→ GOAL:
Read the lines below. Copy out any that hold the string "this".

→ GIVEN DATA:
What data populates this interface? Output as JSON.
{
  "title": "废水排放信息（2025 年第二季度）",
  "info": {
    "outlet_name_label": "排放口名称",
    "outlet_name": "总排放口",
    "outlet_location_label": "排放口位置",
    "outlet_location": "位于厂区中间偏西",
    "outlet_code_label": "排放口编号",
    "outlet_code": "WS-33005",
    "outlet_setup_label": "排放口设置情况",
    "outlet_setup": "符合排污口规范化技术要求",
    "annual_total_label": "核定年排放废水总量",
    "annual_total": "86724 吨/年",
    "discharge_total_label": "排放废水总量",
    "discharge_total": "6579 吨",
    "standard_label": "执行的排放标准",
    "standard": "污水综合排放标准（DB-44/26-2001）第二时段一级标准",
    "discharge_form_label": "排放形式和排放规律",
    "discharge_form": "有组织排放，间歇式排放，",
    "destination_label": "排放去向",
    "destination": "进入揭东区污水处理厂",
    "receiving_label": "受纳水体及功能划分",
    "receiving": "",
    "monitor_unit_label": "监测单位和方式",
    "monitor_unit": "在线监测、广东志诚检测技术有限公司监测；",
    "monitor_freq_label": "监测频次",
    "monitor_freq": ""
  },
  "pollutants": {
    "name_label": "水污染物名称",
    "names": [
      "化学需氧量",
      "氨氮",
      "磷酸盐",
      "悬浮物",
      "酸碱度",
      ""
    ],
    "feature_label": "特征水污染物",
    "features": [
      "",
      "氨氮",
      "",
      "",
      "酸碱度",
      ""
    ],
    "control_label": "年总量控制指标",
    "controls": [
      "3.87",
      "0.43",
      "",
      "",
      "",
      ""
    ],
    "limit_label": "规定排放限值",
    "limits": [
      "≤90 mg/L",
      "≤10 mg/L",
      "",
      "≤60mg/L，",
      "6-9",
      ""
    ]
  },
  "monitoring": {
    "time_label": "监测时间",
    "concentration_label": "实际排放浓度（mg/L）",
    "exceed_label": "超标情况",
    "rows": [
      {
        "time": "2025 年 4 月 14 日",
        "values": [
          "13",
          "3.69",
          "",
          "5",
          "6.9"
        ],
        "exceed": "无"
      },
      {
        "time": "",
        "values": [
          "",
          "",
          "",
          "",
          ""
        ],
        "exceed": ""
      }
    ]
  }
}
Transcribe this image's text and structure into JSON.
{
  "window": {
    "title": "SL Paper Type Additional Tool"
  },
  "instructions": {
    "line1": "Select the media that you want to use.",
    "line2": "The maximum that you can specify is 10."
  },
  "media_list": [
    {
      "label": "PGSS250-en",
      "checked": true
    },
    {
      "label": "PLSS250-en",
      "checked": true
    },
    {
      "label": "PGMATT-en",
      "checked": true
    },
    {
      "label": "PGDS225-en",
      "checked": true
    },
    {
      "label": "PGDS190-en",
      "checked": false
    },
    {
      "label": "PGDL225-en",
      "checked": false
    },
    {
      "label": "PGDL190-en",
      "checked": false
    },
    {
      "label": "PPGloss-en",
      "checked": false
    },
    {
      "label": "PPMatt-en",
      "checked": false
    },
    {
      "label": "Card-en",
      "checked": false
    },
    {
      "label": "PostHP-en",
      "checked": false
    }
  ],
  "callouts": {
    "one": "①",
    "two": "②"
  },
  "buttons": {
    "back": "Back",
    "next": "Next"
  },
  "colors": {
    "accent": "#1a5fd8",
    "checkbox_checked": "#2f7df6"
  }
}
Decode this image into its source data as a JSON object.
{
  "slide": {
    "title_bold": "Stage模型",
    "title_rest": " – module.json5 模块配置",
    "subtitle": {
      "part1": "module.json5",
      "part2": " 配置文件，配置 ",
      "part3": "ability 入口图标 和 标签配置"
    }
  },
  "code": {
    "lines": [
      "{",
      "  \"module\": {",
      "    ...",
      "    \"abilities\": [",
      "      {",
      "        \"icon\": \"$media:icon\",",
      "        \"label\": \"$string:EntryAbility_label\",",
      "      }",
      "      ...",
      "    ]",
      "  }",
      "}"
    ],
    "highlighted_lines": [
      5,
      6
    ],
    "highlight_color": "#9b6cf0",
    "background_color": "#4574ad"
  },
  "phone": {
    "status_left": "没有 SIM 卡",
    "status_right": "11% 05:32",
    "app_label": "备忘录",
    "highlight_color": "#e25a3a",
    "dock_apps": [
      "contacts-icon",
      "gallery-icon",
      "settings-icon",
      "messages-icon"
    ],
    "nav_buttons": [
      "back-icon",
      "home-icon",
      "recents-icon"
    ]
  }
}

→ WRITTEN RESPONSE:
What data populates this interface? Output as JSON.
Transcribe this image's text and structure into JSON.
Decode this image into its source data as a JSON object.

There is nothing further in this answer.